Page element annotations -
******

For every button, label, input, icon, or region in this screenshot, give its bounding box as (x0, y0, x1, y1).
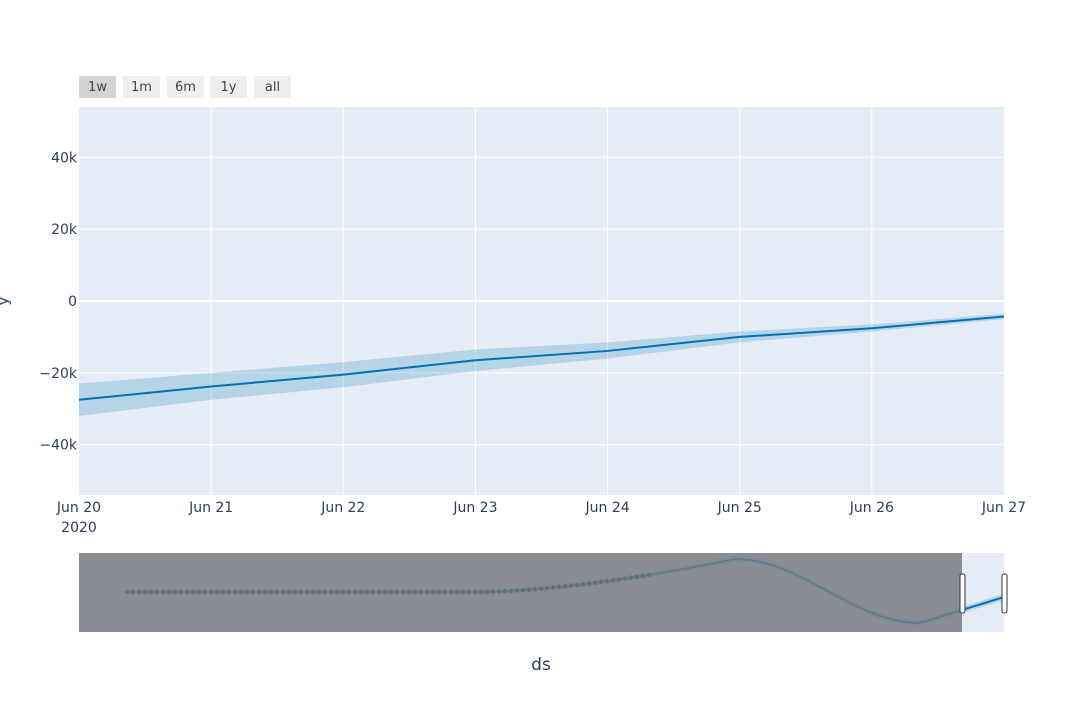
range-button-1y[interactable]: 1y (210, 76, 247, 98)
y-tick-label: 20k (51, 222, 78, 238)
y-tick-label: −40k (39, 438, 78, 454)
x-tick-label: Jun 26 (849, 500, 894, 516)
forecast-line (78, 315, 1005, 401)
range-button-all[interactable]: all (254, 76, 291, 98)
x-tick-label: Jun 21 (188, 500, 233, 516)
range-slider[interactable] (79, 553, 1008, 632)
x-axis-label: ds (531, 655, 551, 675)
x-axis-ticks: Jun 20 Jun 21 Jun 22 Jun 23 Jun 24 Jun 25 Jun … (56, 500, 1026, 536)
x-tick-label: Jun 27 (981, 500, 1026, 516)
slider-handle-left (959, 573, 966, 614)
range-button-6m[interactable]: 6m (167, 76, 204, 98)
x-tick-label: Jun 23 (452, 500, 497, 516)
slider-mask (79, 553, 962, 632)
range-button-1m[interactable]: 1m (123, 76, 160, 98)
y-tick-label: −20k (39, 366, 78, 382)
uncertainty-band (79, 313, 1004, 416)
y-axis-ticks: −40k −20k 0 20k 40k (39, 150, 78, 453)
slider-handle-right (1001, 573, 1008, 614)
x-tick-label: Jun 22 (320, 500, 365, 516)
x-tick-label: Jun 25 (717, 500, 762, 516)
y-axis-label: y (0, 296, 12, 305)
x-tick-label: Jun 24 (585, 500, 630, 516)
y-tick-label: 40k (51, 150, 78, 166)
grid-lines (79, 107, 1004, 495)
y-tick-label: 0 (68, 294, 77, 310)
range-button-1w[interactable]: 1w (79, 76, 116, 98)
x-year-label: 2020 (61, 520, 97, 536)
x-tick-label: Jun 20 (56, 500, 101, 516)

******

Your task - Repeat the records starting at the line that contains "range-button-1y[interactable]: 1y (210, 76, 247, 98)" and ending after the line that contains "x-axis-label: ds (531, 655, 551, 675)".

Worked answer -
range-button-1y[interactable]: 1y (210, 76, 247, 98)
y-tick-label: 20k (51, 222, 78, 238)
y-tick-label: −40k (39, 438, 78, 454)
x-tick-label: Jun 26 (849, 500, 894, 516)
forecast-line (78, 315, 1005, 401)
range-button-all[interactable]: all (254, 76, 291, 98)
x-tick-label: Jun 21 (188, 500, 233, 516)
range-slider[interactable] (79, 553, 1008, 632)
x-axis-label: ds (531, 655, 551, 675)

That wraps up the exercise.